> **EXERCISE DESCRIPTION**: Copy each line below holding "Topology".

> **LISTED RECORDS**:
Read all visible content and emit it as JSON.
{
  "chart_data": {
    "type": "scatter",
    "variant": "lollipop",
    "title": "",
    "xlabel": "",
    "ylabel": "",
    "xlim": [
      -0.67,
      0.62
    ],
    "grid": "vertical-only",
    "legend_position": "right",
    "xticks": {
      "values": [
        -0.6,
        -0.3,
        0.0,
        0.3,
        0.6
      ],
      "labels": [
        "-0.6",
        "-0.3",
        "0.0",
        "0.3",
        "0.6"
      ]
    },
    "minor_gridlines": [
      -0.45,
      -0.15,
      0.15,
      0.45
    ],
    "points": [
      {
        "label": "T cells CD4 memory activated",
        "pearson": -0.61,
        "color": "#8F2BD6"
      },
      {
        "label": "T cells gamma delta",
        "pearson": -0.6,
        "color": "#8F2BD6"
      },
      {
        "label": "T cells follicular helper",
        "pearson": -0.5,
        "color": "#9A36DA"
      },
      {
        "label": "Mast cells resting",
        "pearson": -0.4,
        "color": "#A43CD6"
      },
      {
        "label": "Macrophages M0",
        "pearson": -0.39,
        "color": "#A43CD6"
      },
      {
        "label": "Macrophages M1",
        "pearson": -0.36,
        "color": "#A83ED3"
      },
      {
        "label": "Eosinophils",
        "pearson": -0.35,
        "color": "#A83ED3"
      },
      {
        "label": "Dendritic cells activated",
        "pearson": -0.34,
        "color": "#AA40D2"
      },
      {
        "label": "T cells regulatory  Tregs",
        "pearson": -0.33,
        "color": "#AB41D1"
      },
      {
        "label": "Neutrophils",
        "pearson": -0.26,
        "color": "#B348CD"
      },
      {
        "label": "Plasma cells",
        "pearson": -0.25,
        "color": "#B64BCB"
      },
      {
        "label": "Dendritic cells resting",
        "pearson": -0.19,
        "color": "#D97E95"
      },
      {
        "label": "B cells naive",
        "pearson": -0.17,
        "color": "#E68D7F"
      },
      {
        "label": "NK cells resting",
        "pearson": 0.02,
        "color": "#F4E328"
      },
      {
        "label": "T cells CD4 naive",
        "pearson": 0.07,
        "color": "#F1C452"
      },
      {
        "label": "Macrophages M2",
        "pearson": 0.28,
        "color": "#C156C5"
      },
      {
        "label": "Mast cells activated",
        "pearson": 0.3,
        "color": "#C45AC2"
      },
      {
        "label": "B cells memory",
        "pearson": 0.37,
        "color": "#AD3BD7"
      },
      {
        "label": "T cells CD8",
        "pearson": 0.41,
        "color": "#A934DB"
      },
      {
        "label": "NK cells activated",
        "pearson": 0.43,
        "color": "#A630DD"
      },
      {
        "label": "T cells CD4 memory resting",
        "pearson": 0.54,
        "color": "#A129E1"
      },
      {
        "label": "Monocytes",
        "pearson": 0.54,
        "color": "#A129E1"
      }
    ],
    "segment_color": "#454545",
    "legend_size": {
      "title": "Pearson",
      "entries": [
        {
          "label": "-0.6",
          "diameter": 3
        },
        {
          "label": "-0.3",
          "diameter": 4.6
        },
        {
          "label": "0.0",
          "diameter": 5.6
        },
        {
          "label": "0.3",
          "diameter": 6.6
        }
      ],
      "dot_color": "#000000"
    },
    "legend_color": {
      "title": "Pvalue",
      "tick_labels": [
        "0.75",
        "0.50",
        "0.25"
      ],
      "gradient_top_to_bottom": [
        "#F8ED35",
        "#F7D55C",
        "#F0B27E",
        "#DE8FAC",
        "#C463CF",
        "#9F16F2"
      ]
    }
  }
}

---

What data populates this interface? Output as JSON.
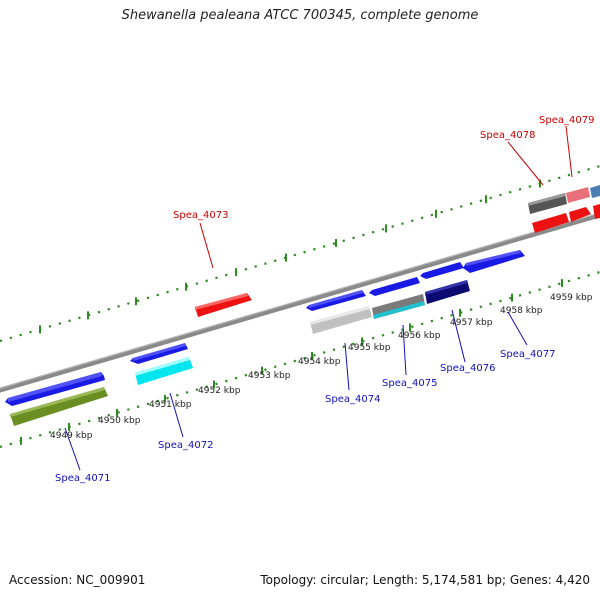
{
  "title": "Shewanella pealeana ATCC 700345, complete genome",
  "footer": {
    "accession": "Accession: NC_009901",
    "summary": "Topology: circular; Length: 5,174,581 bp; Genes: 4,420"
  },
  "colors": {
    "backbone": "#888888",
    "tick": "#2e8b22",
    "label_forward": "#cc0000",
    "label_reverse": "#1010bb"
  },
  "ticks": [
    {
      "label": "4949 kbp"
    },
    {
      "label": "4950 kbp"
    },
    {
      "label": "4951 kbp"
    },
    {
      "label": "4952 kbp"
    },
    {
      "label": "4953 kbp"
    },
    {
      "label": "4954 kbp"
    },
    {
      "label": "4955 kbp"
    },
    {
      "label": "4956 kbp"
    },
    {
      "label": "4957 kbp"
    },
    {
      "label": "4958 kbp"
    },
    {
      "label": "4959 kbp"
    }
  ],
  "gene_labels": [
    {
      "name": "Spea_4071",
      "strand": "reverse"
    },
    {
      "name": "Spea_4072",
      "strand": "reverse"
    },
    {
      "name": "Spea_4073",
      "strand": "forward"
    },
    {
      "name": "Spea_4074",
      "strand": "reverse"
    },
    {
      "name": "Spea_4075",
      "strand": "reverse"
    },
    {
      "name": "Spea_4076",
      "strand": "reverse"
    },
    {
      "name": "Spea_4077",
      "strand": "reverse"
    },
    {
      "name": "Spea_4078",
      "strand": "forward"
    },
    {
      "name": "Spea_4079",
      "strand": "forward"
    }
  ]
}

--

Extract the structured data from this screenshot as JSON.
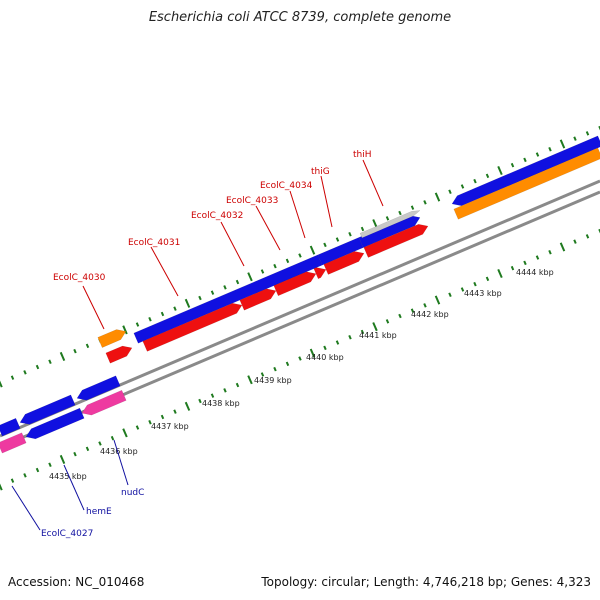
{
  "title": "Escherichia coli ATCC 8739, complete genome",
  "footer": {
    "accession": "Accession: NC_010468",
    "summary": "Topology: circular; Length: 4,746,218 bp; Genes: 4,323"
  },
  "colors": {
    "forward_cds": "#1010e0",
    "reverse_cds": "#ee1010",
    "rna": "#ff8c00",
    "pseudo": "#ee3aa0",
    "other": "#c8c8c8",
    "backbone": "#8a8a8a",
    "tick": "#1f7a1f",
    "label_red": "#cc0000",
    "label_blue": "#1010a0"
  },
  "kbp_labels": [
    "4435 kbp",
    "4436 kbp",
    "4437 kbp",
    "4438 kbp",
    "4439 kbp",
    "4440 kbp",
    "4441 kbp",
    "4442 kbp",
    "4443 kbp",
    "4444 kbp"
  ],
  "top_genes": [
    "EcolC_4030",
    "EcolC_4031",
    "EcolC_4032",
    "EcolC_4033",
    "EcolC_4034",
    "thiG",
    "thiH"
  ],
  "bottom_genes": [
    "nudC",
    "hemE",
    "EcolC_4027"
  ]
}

> **WRITTEN SOLUTION**:
    "summary": "Topology: circular; Length: 5,174,581 bp; Genes: 4,420"
    "summary": "Topology: circular; Length: 4,746,218 bp; Genes: 4,323"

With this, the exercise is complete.